What is needed:
Take every line from the listing below that contains "JSON".

Entries provided:
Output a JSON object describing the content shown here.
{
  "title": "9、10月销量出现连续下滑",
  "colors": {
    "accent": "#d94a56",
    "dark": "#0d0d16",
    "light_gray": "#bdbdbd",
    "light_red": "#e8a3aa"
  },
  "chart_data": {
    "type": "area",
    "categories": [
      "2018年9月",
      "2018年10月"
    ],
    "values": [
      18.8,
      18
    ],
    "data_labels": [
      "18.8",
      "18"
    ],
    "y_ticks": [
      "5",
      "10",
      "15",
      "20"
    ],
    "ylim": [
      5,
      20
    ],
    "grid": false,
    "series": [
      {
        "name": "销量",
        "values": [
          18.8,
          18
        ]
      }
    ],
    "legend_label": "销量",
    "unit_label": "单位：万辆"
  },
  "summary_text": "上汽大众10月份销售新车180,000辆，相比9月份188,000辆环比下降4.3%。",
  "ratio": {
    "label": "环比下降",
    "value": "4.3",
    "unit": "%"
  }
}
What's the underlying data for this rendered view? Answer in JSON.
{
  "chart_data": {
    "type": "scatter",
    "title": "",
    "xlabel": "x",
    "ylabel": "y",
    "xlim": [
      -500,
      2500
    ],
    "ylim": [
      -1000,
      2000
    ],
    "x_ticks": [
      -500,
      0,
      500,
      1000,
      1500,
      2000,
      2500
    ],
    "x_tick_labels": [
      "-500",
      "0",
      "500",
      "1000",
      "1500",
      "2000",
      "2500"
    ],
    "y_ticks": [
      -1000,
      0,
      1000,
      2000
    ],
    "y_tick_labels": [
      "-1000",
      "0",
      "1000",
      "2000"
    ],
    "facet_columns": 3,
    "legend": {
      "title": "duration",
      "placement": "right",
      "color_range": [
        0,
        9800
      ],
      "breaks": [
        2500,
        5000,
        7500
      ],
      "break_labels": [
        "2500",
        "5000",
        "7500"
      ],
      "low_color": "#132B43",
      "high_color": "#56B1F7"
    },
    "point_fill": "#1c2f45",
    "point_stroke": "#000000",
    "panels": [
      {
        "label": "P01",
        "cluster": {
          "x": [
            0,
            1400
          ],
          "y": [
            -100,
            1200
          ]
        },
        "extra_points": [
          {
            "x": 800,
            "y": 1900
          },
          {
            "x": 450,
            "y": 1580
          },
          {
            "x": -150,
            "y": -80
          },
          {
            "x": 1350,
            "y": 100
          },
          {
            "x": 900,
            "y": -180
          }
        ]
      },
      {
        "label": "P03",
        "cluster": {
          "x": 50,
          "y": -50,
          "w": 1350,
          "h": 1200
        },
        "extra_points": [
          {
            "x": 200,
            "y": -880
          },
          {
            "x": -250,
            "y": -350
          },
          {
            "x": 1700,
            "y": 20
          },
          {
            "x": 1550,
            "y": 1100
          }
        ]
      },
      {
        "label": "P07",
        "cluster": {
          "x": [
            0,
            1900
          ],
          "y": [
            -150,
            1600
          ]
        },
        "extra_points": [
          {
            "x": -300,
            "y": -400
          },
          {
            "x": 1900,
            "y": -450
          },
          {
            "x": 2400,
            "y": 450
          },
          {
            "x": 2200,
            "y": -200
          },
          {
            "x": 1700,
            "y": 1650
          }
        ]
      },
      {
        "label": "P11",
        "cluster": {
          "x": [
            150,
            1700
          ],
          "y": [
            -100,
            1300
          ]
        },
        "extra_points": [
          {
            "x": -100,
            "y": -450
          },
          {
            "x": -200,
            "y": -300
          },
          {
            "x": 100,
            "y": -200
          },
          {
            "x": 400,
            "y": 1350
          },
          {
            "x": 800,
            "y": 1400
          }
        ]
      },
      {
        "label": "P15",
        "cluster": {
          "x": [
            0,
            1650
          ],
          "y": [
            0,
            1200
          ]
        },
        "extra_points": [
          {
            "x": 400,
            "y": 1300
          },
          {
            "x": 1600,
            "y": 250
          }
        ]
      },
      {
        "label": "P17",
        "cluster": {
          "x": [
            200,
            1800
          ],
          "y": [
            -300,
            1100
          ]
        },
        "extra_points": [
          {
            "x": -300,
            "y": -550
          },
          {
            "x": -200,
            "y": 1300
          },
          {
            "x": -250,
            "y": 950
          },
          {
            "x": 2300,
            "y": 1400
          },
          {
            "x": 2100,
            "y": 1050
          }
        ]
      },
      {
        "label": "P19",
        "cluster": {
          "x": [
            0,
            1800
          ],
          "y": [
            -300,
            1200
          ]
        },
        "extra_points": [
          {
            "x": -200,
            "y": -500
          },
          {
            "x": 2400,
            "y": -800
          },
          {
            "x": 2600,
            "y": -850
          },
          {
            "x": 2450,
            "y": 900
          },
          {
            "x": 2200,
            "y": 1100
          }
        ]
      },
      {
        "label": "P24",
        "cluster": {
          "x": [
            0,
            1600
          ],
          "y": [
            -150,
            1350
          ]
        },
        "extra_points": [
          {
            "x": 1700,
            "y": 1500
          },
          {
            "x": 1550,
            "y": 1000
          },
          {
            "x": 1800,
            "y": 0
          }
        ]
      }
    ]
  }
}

Task output:
Output a JSON object describing the content shown here.
What's the underlying data for this rendered view? Answer in JSON.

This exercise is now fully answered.